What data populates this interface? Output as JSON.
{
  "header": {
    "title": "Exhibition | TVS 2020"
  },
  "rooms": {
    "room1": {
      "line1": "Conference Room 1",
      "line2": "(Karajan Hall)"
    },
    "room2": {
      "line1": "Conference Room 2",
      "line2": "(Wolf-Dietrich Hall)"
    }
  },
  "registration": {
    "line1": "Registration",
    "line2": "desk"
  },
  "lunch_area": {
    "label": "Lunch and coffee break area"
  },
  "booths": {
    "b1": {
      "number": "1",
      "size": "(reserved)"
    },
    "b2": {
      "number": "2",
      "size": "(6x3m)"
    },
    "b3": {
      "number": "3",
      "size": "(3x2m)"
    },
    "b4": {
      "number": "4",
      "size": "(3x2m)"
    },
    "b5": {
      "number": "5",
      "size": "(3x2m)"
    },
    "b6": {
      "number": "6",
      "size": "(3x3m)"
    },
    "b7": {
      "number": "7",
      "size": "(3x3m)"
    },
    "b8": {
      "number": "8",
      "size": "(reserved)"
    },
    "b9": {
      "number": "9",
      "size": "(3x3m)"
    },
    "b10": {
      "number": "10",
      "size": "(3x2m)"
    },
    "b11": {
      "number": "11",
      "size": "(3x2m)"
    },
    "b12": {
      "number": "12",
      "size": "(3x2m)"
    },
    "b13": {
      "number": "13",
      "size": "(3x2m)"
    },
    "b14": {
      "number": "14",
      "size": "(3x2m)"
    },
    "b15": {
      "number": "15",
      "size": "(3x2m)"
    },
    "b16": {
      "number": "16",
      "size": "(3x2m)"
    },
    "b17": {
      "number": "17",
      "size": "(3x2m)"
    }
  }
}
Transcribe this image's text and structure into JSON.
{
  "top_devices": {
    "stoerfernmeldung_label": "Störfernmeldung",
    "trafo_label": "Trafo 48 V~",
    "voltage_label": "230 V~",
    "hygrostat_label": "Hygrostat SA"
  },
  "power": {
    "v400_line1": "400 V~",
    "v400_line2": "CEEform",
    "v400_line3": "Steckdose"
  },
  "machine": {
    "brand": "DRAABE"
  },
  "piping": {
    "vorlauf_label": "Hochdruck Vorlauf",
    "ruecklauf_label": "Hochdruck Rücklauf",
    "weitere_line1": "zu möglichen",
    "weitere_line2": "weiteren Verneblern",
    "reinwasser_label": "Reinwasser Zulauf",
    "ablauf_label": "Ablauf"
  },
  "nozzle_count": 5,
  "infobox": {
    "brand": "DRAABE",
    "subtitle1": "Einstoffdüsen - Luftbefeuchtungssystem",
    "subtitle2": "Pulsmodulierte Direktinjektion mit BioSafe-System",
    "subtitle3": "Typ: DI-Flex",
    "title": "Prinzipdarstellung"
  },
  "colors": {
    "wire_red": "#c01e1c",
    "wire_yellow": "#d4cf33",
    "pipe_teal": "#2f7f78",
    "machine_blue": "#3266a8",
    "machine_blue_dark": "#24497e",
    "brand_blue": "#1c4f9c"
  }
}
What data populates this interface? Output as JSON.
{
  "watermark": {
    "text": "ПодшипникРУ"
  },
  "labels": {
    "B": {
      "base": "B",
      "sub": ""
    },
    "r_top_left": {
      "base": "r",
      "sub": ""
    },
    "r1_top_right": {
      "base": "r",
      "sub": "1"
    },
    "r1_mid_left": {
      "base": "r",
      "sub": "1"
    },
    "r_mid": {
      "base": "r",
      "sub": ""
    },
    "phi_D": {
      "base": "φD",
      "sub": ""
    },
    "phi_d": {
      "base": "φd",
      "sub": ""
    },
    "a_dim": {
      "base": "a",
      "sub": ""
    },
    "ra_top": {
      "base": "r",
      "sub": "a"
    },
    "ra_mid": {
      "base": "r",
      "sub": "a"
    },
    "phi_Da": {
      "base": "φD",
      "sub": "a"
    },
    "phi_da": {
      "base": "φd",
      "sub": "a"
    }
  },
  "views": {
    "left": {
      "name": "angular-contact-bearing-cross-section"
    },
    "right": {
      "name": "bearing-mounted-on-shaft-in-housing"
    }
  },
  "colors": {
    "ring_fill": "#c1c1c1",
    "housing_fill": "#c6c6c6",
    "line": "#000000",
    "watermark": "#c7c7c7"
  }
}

• _Set problem_: Copy out all lines above that include the string "Hochdruck".

• _The answer_:
    "vorlauf_label": "Hochdruck Vorlauf",
    "ruecklauf_label": "Hochdruck Rücklauf",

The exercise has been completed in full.